The problem:
Below are the records. Reproduce exactly the lines from the one containing "What text is on this page?" through the final line, and omit any pictures.
## start Data for this exercise
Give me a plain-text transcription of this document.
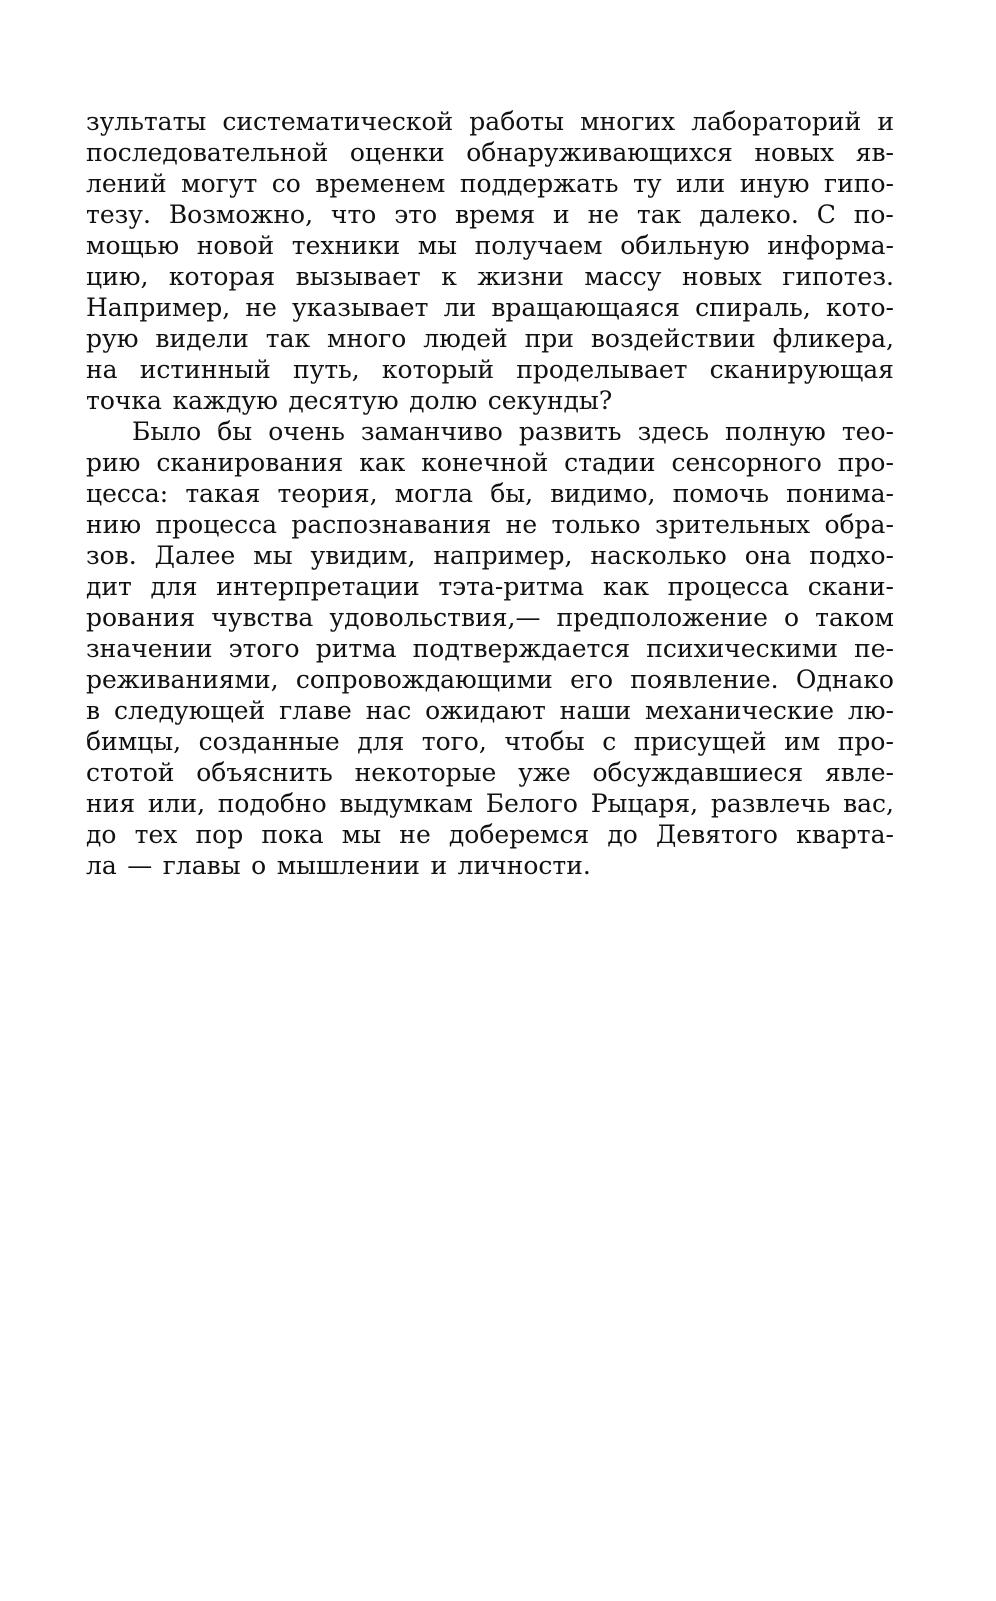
зультаты систематической работы многих лабораторий и
последовательной оценки обнаруживающихся новых яв-
лений могут со временем поддержать ту или иную гипо-
тезу. Возможно, что это время и не так далеко. С по-
мощью новой техники мы получаем обильную информа-
цию, которая вызывает к жизни массу новых гипотез.
Например, не указывает ли вращающаяся спираль, кото-
рую видели так много людей при воздействии фликера,
на истинный путь, который проделывает сканирующая
точка каждую десятую долю секунды?
Было бы очень заманчиво развить здесь полную тео-
рию сканирования как конечной стадии сенсорного про-
цесса: такая теория, могла бы, видимо, помочь понима-
нию процесса распознавания не только зрительных обра-
зов. Далее мы увидим, например, насколько она подхо-
дит для интерпретации тэта-ритма как процесса скани-
рования чувства удовольствия,— предположение о таком
значении этого ритма подтверждается психическими пе-
реживаниями, сопровождающими его появление. Однако
в следующей главе нас ожидают наши механические лю-
бимцы, созданные для того, чтобы с присущей им про-
стотой объяснить некоторые уже обсуждавшиеся явле-
ния или, подобно выдумкам Белого Рыцаря, развлечь вас,
до тех пор пока мы не доберемся до Девятого кварта-
ла — главы о мышлении и личности.
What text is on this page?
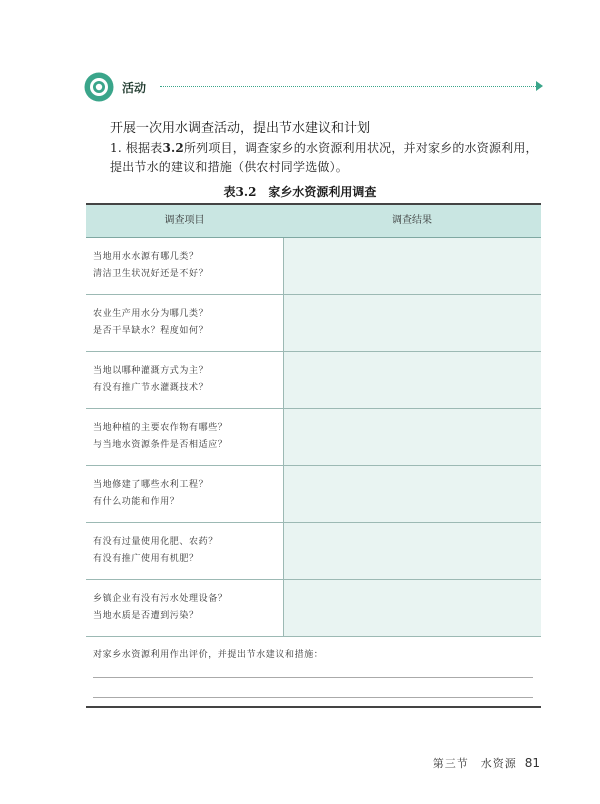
活动
开展一次用水调查活动，提出节水建议和计划
1. 根据表3.2所列项目，调查家乡的水资源利用状况，并对家乡的水资源利用，提出节水的建议和措施（供农村同学选做）。
表3.2　家乡水资源利用调查
调查项目	调查结果
当地用水水源有哪几类？
清洁卫生状况好还是不好？
农业生产用水分为哪几类？
是否干旱缺水？程度如何？
当地以哪种灌溉方式为主？
有没有推广节水灌溉技术？
当地种植的主要农作物有哪些？
与当地水资源条件是否相适应？
当地修建了哪些水利工程？
有什么功能和作用？
有没有过量使用化肥、农药？
有没有推广使用有机肥？
乡镇企业有没有污水处理设备？
当地水质是否遭到污染？
对家乡水资源利用作出评价，并提出节水建议和措施：
第三节　水资源 81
## end Data for this exercise
Answer for the task:
What text is on this page?
活动
开展一次用水调查活动，提出节水建议和计划
1. 根据表3.2所列项目，调查家乡的水资源利用状况，并对家乡的水资源利用，提出节水的建议和措施（供农村同学选做）。
表3.2　家乡水资源利用调查
调查项目	调查结果
当地用水水源有哪几类？
清洁卫生状况好还是不好？
农业生产用水分为哪几类？
是否干旱缺水？程度如何？
当地以哪种灌溉方式为主？
有没有推广节水灌溉技术？
当地种植的主要农作物有哪些？
与当地水资源条件是否相适应？
当地修建了哪些水利工程？
有什么功能和作用？
有没有过量使用化肥、农药？
有没有推广使用有机肥？
乡镇企业有没有污水处理设备？
当地水质是否遭到污染？
对家乡水资源利用作出评价，并提出节水建议和措施：
第三节　水资源 81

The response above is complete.